Menurut Tjandra, salah satu contoh terbaik bagaimana kolaborasi mampu menyelesaikan persoalan ketimpangan agraria adalah di Papua Barat. Dimana pemerintah daerah kerja sama dengan masyarakat sipil, dibantu KPK melakukan evaluasi 500 ribu hektar perkebunan sawit. Hasilnya ada ratusan ribu hektar perkebunan kelapa sawit yang ternyata melanggar izin dengan berbagai tipologi.
“Atas evaluasi KPK diputuskanlah ada 200 ribu hektar yang dicabut izinnya,” ujar Surya.
Reforma agraria kontekstual
Jadi intinya, menurut Surya, agar sumber daya alam yang terbatas bisa betul-betul menjadi sumber untuk pemerataan dan keadilan dan diproses secara transparan jika sesuai dengan amanat di Pasal 33 ayat 3 UUD’45 yang mengatakan, “Bumi, Air, dan kekayaan alam yang terkandung di dalamnya dikuasai oleh negara dan digunakan sebesar-besar untuk kemakmuran rakyat.”
“Jadi ketemu banyak situasinya, dan sebagian saling terkait. Seperti ada izin usaha pertanian, jadikan yang mengeluarkan izin adalah Kementerian Pertanian. Kemudian ke Kementerian Lingkungan Hidup dan Kehutanan untuk mendapatkan izin pelepasan kawasan hutan. Proses berlanjut ke Pemerintah Daerah. Kemudian baru ke Badan Pertanahan Nasional untuk pengajuan HGU. Jadi Perlu waktu untuk koordinasi,” ujarnya.
Surya menjelaskan, selama ini pendekatan yang dilakukan hanya memperhatikan konservasi, lingkungan, keanegaragaman hayati saja. Padahal, ada yang namanya faktor manusia. Misalnya soal sosial, budaya serta ekonomi khas masyarakat di wilayah tertentu.

§ **CATATAN**:
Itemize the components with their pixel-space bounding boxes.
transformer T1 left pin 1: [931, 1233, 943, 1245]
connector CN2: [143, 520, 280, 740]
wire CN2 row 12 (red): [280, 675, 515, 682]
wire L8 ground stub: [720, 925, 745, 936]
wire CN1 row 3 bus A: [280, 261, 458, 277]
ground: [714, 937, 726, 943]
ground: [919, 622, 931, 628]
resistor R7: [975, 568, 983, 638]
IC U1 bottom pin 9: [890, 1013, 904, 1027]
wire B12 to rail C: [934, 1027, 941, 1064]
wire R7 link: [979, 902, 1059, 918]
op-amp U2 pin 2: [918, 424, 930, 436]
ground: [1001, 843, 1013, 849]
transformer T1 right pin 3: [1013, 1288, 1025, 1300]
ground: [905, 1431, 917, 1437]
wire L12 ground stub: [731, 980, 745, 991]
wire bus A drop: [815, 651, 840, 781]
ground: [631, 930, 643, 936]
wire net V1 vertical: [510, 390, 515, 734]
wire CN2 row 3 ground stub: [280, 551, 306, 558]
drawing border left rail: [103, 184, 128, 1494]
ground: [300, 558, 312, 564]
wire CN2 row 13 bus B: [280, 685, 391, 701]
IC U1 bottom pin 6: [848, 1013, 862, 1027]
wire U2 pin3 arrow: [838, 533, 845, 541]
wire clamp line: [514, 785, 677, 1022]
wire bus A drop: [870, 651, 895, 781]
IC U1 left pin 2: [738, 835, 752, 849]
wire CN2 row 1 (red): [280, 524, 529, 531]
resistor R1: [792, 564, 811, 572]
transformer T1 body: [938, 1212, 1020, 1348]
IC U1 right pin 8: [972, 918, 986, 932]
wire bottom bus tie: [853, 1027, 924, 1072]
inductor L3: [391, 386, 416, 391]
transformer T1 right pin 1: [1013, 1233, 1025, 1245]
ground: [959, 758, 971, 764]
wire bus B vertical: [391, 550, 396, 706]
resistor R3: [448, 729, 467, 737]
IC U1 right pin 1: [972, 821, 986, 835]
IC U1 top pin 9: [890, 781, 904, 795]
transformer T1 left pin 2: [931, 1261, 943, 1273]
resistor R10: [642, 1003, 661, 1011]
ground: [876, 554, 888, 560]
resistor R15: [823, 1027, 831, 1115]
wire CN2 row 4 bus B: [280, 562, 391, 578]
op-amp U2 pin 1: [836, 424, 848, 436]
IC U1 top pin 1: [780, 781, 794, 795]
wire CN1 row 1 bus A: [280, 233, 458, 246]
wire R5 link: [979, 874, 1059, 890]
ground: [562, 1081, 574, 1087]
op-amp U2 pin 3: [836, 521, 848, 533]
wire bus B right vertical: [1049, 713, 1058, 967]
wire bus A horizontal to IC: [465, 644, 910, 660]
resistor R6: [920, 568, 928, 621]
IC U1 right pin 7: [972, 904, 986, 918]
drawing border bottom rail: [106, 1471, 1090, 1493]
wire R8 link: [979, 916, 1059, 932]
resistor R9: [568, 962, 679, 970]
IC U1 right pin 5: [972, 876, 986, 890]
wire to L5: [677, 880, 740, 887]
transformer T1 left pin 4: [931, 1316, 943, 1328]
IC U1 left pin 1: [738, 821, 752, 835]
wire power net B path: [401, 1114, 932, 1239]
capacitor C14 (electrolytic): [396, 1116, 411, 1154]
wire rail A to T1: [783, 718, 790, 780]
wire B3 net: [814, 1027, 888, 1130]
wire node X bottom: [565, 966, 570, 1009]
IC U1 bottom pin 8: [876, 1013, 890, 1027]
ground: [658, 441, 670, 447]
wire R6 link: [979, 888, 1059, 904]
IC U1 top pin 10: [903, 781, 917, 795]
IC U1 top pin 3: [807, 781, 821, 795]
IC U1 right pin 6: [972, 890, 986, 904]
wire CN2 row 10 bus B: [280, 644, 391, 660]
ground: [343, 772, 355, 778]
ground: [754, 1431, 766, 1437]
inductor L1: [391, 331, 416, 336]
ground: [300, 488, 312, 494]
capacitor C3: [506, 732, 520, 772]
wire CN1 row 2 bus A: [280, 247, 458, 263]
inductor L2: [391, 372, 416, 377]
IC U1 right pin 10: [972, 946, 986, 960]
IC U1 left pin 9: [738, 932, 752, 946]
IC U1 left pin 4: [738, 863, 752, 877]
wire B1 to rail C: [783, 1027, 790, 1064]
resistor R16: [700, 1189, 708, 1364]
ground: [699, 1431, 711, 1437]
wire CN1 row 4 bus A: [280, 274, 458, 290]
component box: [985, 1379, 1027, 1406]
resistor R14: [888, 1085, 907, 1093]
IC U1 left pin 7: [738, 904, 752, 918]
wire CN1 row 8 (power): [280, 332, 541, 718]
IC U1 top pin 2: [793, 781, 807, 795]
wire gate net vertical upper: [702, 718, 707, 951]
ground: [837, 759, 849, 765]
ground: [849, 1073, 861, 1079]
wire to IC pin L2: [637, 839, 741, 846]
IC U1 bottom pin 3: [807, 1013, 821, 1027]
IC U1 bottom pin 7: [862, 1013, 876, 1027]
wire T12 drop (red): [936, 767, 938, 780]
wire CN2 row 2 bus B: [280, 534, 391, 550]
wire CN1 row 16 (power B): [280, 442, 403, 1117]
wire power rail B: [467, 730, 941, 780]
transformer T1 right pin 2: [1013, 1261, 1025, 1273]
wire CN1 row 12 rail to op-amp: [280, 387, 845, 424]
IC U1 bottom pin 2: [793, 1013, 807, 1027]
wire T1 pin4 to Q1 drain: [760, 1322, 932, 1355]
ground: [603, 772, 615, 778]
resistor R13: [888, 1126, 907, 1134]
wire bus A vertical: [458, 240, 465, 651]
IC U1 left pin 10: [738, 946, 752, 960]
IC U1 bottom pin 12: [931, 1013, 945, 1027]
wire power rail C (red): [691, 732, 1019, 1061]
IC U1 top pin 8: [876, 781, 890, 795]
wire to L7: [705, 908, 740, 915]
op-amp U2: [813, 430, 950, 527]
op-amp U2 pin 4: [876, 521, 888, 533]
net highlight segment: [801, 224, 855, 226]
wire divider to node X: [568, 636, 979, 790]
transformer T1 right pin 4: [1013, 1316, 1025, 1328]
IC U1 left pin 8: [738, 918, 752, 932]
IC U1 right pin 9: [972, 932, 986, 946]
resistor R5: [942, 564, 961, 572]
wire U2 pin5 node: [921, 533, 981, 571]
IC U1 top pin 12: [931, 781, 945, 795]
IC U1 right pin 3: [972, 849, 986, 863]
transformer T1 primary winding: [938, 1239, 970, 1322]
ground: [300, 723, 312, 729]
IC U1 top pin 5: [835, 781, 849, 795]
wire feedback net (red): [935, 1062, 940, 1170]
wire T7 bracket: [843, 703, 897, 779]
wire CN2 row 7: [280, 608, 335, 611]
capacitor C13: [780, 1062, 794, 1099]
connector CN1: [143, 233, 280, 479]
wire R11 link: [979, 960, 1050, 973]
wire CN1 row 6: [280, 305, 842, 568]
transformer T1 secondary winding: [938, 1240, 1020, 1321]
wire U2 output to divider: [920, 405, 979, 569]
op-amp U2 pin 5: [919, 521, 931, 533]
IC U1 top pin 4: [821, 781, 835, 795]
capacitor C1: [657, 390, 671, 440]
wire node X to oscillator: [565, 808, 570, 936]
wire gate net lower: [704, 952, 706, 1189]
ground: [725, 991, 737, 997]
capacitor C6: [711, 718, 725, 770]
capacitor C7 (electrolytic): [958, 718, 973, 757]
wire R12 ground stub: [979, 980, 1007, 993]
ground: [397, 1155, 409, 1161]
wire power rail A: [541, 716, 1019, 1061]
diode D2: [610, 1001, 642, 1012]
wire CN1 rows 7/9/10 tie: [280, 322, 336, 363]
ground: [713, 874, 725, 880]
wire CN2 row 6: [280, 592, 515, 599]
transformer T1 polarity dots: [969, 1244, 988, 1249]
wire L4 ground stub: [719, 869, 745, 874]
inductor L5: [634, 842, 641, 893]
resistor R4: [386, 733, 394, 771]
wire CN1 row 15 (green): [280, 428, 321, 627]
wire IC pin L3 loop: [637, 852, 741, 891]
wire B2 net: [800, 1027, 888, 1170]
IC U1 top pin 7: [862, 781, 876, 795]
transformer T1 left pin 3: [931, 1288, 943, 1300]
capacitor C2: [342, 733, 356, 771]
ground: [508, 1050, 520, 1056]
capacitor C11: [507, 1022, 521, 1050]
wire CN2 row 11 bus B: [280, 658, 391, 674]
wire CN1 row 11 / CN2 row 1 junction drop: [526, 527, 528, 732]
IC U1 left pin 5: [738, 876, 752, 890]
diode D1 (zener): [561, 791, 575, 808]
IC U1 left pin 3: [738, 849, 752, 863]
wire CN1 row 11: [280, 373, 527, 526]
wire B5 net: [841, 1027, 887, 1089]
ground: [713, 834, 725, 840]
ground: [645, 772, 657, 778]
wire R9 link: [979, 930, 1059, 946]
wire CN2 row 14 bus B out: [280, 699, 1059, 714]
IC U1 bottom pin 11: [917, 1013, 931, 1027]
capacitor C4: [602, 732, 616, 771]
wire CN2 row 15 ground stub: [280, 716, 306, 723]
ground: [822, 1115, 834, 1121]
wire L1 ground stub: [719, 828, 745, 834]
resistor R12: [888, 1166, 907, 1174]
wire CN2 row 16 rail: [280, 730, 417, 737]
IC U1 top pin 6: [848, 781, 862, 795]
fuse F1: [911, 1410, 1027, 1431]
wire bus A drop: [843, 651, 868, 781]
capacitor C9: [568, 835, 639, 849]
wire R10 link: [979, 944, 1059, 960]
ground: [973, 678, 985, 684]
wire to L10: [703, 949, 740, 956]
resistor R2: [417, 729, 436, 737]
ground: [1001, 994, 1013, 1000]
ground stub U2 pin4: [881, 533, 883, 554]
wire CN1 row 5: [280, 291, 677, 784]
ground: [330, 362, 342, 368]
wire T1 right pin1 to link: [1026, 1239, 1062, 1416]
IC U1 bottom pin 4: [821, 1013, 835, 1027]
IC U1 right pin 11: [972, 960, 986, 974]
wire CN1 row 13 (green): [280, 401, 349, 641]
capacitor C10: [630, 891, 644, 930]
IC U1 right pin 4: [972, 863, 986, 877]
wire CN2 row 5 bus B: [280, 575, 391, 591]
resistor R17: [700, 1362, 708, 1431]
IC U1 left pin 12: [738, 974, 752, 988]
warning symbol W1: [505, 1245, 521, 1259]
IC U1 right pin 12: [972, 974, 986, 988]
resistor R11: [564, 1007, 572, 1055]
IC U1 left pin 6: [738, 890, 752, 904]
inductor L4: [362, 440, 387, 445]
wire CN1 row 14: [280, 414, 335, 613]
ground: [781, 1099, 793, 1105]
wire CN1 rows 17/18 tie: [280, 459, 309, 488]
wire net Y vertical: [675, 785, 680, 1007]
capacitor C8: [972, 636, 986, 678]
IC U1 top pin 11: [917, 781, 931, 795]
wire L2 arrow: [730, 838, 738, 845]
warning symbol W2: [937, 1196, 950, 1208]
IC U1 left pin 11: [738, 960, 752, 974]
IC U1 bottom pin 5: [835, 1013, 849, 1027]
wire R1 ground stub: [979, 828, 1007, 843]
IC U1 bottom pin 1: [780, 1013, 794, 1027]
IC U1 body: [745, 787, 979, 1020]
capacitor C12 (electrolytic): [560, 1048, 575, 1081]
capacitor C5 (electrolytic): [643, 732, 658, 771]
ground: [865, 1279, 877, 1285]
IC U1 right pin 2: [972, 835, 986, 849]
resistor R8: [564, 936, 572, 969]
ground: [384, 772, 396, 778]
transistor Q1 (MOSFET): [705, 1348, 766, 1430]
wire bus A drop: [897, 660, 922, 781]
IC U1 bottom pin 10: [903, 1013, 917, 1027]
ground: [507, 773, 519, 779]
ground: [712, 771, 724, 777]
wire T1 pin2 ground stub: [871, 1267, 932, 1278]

§ **TUGAS ANDA**:
- A) Dalam teks tentang reforma agraria, berapa hektar perkebunan yang dicabut izinnya atas evaluasi KPK?
- B) Tuliskan ulang secara persis bagian teks tentang reforma agraria di antara "Menurut Tjandra, salah" dan "dengan berbagai tipologi.", termasuk keduanya.

§ **JAWABAN PER TUGAS**:
- A) 200 ribu hektar.

- B)
Menurut Tjandra, salah satu contoh terbaik bagaimana kolaborasi mampu menyelesaikan persoalan ketimpangan agraria adalah di Papua Barat. Dimana pemerintah daerah kerja sama dengan masyarakat sipil, dibantu KPK melakukan evaluasi 500 ribu hektar perkebunan sawit. Hasilnya ada ratusan ribu hektar perkebunan kelapa sawit yang ternyata melanggar izin dengan berbagai tipologi.